§ **Work instructions**
Report, word for word, every line of the material that contains "background".

Stored entries
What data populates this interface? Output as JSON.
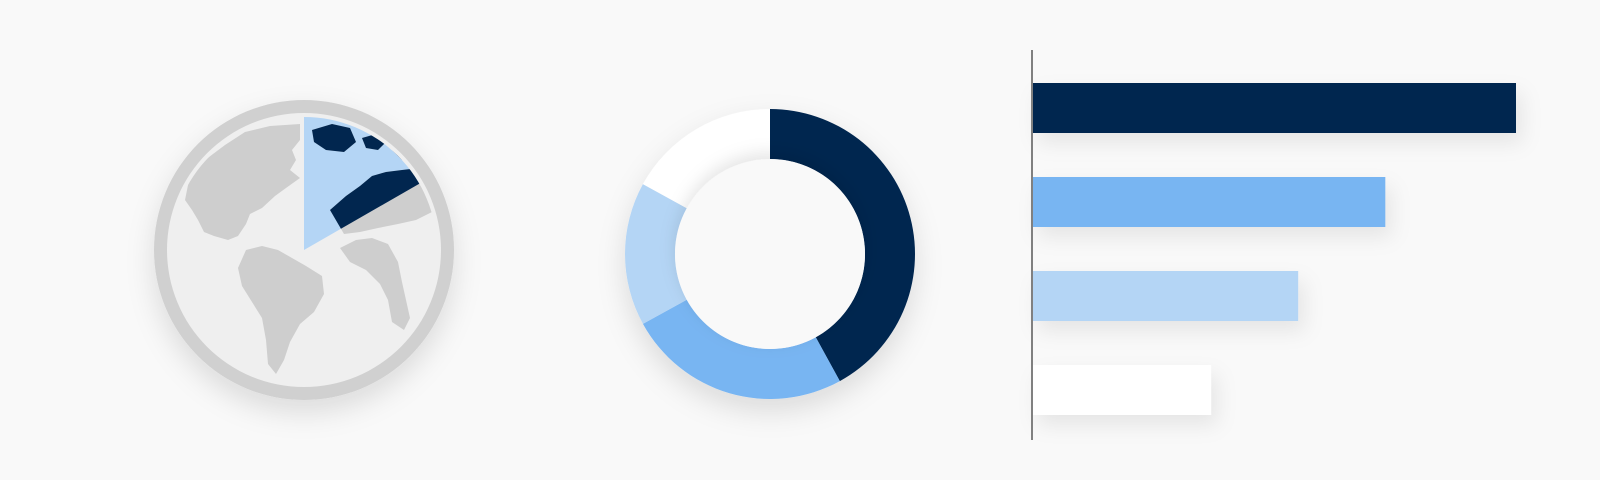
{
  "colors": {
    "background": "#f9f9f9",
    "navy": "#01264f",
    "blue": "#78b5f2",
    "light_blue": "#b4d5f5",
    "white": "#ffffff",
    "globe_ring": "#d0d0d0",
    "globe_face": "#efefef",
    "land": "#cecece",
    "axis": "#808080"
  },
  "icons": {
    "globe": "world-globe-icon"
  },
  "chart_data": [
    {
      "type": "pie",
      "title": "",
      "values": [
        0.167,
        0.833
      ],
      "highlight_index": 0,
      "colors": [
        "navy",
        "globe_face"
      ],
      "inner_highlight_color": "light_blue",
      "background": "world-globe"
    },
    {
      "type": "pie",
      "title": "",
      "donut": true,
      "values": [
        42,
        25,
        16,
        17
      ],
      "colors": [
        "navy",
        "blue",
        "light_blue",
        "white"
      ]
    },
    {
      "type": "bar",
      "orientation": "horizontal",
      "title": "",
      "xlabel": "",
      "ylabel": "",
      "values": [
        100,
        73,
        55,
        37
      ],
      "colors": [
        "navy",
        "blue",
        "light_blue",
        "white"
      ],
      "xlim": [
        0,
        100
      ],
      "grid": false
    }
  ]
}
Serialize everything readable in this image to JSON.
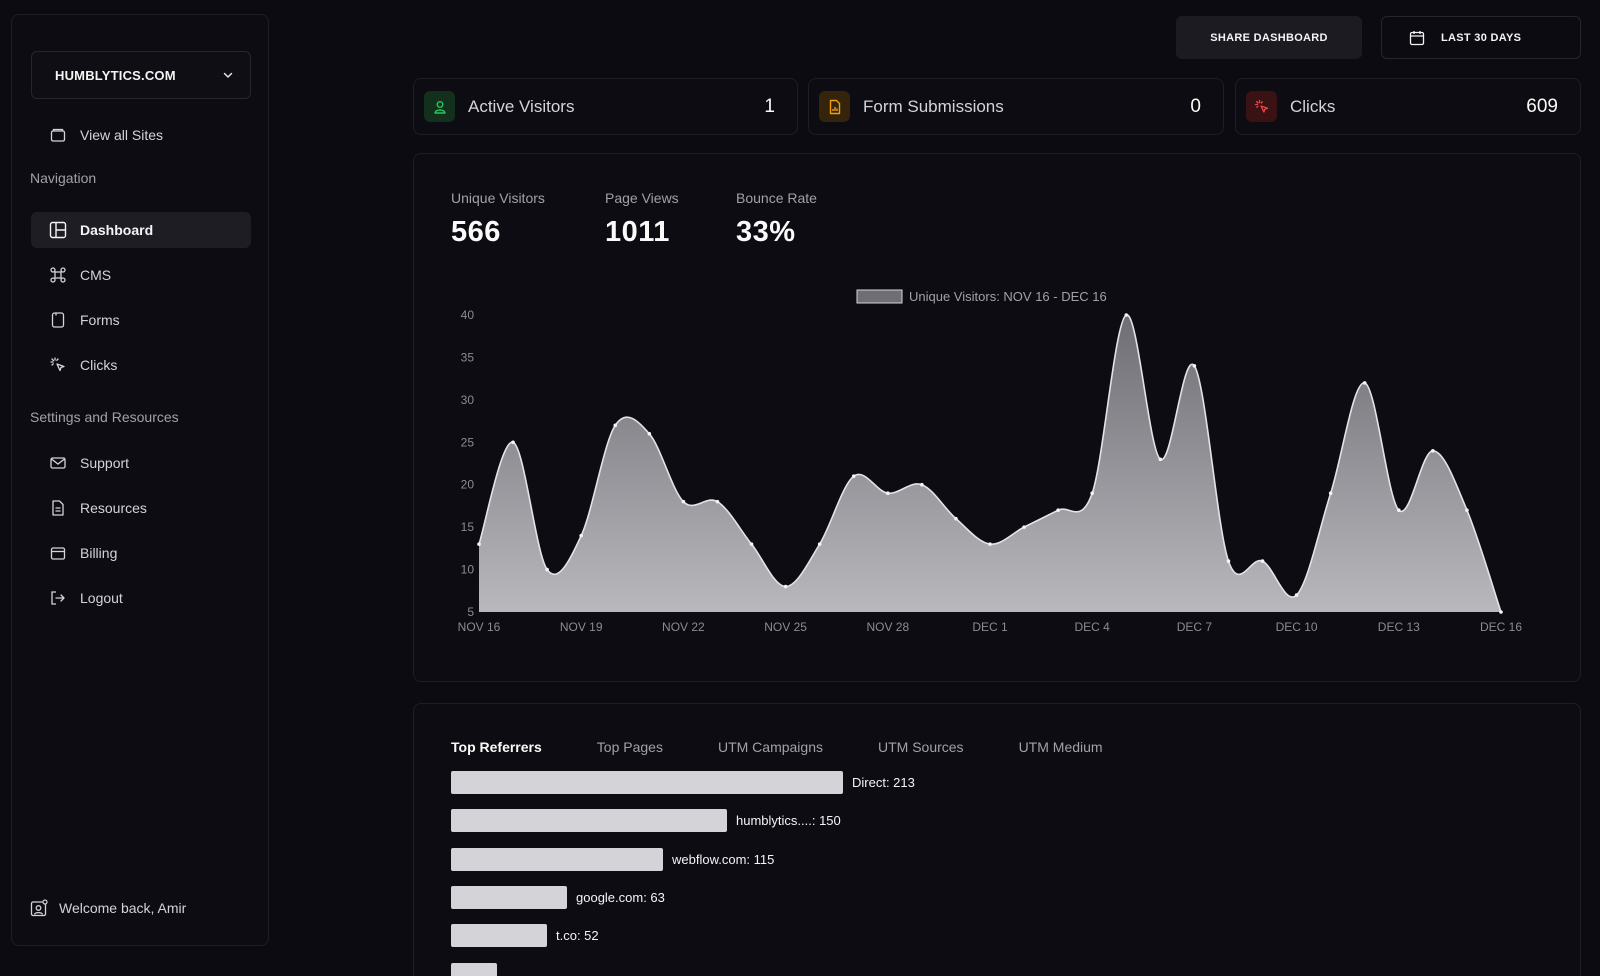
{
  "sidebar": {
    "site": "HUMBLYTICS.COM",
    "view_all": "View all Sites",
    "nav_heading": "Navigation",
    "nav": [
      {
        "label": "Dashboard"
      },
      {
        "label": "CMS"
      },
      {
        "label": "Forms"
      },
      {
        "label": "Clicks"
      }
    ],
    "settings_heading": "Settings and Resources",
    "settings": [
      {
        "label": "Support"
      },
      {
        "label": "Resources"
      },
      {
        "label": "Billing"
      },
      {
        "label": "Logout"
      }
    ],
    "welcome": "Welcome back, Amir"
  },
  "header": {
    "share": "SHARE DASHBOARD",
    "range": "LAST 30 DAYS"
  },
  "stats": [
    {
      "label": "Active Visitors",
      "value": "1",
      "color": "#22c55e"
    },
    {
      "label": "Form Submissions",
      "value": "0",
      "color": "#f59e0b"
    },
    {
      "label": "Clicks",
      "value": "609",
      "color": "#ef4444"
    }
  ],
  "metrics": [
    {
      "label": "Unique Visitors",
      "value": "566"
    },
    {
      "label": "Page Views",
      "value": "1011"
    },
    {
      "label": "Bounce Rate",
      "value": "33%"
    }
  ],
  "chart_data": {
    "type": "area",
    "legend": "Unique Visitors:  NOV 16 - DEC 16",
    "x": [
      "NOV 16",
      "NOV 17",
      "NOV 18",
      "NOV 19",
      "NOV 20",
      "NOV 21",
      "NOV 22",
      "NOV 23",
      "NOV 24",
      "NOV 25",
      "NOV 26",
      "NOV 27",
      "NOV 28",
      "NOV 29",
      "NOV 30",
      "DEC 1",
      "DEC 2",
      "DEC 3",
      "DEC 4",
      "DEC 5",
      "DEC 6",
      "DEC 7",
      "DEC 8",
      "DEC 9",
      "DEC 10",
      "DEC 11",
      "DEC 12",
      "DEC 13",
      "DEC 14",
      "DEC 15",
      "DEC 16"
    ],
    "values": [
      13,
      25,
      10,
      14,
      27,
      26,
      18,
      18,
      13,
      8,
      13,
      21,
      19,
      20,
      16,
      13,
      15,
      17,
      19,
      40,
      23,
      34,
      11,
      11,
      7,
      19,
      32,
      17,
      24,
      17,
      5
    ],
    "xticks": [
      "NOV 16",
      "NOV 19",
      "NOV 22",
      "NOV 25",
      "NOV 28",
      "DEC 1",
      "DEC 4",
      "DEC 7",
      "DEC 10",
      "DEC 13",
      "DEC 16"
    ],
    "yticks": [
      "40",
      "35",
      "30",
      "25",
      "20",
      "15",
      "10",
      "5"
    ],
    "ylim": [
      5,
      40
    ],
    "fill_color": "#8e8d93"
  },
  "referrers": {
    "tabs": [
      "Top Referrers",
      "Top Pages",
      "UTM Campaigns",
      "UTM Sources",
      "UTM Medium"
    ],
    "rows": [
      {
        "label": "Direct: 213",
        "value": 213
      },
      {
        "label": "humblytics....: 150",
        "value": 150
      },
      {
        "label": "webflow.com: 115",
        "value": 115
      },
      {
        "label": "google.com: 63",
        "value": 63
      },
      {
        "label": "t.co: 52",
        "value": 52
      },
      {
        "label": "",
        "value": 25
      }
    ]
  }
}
...
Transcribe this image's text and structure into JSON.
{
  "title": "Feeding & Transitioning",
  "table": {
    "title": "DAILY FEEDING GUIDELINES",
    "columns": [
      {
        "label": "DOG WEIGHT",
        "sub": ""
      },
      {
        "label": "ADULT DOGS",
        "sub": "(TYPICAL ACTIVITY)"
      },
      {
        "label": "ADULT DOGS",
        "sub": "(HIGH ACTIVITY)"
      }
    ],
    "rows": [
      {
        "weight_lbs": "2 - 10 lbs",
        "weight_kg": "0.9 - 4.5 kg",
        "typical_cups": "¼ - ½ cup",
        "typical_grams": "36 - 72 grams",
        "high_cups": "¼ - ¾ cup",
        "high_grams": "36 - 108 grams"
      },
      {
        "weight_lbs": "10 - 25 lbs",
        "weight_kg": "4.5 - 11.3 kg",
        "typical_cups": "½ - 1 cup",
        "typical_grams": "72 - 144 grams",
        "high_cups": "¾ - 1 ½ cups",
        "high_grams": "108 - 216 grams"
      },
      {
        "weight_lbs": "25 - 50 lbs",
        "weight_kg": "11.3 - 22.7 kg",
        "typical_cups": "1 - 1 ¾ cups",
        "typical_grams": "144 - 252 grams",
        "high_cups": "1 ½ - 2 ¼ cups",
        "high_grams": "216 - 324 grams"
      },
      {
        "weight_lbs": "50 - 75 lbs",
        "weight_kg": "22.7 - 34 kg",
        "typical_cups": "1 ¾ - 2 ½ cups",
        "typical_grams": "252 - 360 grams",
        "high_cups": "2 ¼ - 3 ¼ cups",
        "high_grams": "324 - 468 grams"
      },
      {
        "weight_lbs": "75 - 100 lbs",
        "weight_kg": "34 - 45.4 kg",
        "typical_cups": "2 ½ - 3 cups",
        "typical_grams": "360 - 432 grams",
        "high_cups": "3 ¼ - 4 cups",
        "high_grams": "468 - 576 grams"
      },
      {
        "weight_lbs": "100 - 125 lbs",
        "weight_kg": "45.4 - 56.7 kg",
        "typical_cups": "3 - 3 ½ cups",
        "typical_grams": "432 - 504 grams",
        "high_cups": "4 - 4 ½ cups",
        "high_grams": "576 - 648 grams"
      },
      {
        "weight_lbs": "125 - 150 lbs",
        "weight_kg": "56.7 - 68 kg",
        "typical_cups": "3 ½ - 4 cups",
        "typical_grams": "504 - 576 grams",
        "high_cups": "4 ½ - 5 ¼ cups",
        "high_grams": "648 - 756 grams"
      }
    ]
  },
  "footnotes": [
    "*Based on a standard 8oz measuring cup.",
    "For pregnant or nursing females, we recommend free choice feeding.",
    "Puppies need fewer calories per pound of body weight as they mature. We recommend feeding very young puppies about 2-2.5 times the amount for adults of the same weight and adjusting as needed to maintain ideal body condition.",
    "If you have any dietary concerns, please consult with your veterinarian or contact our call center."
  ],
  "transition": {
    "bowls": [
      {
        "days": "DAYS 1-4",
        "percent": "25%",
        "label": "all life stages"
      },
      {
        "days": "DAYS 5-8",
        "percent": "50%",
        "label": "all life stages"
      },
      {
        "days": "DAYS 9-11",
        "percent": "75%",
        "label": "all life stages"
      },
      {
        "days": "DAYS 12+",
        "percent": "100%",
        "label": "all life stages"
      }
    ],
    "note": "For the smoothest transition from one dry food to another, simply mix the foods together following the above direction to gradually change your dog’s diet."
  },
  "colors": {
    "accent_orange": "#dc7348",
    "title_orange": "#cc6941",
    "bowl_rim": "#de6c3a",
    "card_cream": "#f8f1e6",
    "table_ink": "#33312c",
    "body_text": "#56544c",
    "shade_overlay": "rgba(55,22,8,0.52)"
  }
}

§ **Final result**
    "background": "#f9f9f9",
      "background": "world-globe"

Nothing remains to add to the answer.